What to do = Repeat the full listing that follows, word for word.
⟨
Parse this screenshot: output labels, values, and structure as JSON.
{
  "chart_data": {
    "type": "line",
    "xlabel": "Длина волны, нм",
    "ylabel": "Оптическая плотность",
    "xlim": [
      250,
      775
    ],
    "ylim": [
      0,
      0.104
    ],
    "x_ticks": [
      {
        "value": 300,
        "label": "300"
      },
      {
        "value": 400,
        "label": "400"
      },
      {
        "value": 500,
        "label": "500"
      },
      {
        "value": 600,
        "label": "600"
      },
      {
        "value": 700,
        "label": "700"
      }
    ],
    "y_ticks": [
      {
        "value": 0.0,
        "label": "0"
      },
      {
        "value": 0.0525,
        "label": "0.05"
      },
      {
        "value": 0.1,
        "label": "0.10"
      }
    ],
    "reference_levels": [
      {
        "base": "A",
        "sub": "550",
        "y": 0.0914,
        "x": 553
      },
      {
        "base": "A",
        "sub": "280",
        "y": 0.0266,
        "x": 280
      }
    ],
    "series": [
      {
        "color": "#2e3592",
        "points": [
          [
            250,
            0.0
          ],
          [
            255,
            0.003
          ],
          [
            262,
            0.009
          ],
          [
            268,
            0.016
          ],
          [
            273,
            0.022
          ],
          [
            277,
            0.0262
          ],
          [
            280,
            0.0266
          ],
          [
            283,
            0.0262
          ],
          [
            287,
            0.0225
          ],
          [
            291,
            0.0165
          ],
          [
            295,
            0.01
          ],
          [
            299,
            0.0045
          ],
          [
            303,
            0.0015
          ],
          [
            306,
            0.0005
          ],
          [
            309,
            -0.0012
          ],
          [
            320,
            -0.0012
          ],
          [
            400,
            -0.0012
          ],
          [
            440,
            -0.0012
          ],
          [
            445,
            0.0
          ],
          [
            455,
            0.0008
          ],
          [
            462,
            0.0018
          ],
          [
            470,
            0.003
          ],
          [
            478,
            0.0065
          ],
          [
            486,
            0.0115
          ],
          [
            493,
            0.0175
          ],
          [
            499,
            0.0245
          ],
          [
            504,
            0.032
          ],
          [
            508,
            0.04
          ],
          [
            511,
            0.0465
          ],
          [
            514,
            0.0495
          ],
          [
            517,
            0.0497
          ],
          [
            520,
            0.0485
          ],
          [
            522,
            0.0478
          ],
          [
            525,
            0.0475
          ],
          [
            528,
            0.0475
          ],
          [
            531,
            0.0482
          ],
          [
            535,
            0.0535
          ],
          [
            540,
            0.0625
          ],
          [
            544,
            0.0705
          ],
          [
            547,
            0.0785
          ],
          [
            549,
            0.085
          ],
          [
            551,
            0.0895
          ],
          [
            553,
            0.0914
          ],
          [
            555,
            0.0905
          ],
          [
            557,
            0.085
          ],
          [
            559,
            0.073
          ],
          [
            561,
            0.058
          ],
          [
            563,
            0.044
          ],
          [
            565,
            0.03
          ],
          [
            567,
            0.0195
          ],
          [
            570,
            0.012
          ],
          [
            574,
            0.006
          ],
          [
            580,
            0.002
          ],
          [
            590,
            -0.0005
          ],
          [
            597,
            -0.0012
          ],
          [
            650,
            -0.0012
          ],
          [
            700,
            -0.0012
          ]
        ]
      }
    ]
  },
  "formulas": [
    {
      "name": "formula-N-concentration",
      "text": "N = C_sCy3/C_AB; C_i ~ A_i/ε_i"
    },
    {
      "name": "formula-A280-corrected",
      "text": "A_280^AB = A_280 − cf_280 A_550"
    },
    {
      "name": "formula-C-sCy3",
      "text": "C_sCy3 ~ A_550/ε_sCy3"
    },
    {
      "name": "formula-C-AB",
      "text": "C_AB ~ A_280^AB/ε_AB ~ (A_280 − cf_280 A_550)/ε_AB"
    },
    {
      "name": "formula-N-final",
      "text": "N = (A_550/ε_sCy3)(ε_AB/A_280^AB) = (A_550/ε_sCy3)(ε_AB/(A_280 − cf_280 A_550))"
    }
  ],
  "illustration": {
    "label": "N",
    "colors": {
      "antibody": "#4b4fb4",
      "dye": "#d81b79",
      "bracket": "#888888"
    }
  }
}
⟩
Answer to this problem =
Parse this screenshot: output labels, values, and structure as JSON.
{
  "chart_data": {
    "type": "line",
    "xlabel": "Длина волны, нм",
    "ylabel": "Оптическая плотность",
    "xlim": [
      250,
      775
    ],
    "ylim": [
      0,
      0.104
    ],
    "x_ticks": [
      {
        "value": 300,
        "label": "300"
      },
      {
        "value": 400,
        "label": "400"
      },
      {
        "value": 500,
        "label": "500"
      },
      {
        "value": 600,
        "label": "600"
      },
      {
        "value": 700,
        "label": "700"
      }
    ],
    "y_ticks": [
      {
        "value": 0.0,
        "label": "0"
      },
      {
        "value": 0.0525,
        "label": "0.05"
      },
      {
        "value": 0.1,
        "label": "0.10"
      }
    ],
    "reference_levels": [
      {
        "base": "A",
        "sub": "550",
        "y": 0.0914,
        "x": 553
      },
      {
        "base": "A",
        "sub": "280",
        "y": 0.0266,
        "x": 280
      }
    ],
    "series": [
      {
        "color": "#2e3592",
        "points": [
          [
            250,
            0.0
          ],
          [
            255,
            0.003
          ],
          [
            262,
            0.009
          ],
          [
            268,
            0.016
          ],
          [
            273,
            0.022
          ],
          [
            277,
            0.0262
          ],
          [
            280,
            0.0266
          ],
          [
            283,
            0.0262
          ],
          [
            287,
            0.0225
          ],
          [
            291,
            0.0165
          ],
          [
            295,
            0.01
          ],
          [
            299,
            0.0045
          ],
          [
            303,
            0.0015
          ],
          [
            306,
            0.0005
          ],
          [
            309,
            -0.0012
          ],
          [
            320,
            -0.0012
          ],
          [
            400,
            -0.0012
          ],
          [
            440,
            -0.0012
          ],
          [
            445,
            0.0
          ],
          [
            455,
            0.0008
          ],
          [
            462,
            0.0018
          ],
          [
            470,
            0.003
          ],
          [
            478,
            0.0065
          ],
          [
            486,
            0.0115
          ],
          [
            493,
            0.0175
          ],
          [
            499,
            0.0245
          ],
          [
            504,
            0.032
          ],
          [
            508,
            0.04
          ],
          [
            511,
            0.0465
          ],
          [
            514,
            0.0495
          ],
          [
            517,
            0.0497
          ],
          [
            520,
            0.0485
          ],
          [
            522,
            0.0478
          ],
          [
            525,
            0.0475
          ],
          [
            528,
            0.0475
          ],
          [
            531,
            0.0482
          ],
          [
            535,
            0.0535
          ],
          [
            540,
            0.0625
          ],
          [
            544,
            0.0705
          ],
          [
            547,
            0.0785
          ],
          [
            549,
            0.085
          ],
          [
            551,
            0.0895
          ],
          [
            553,
            0.0914
          ],
          [
            555,
            0.0905
          ],
          [
            557,
            0.085
          ],
          [
            559,
            0.073
          ],
          [
            561,
            0.058
          ],
          [
            563,
            0.044
          ],
          [
            565,
            0.03
          ],
          [
            567,
            0.0195
          ],
          [
            570,
            0.012
          ],
          [
            574,
            0.006
          ],
          [
            580,
            0.002
          ],
          [
            590,
            -0.0005
          ],
          [
            597,
            -0.0012
          ],
          [
            650,
            -0.0012
          ],
          [
            700,
            -0.0012
          ]
        ]
      }
    ]
  },
  "formulas": [
    {
      "name": "formula-N-concentration",
      "text": "N = C_sCy3/C_AB; C_i ~ A_i/ε_i"
    },
    {
      "name": "formula-A280-corrected",
      "text": "A_280^AB = A_280 − cf_280 A_550"
    },
    {
      "name": "formula-C-sCy3",
      "text": "C_sCy3 ~ A_550/ε_sCy3"
    },
    {
      "name": "formula-C-AB",
      "text": "C_AB ~ A_280^AB/ε_AB ~ (A_280 − cf_280 A_550)/ε_AB"
    },
    {
      "name": "formula-N-final",
      "text": "N = (A_550/ε_sCy3)(ε_AB/A_280^AB) = (A_550/ε_sCy3)(ε_AB/(A_280 − cf_280 A_550))"
    }
  ],
  "illustration": {
    "label": "N",
    "colors": {
      "antibody": "#4b4fb4",
      "dye": "#d81b79",
      "bracket": "#888888"
    }
  }
}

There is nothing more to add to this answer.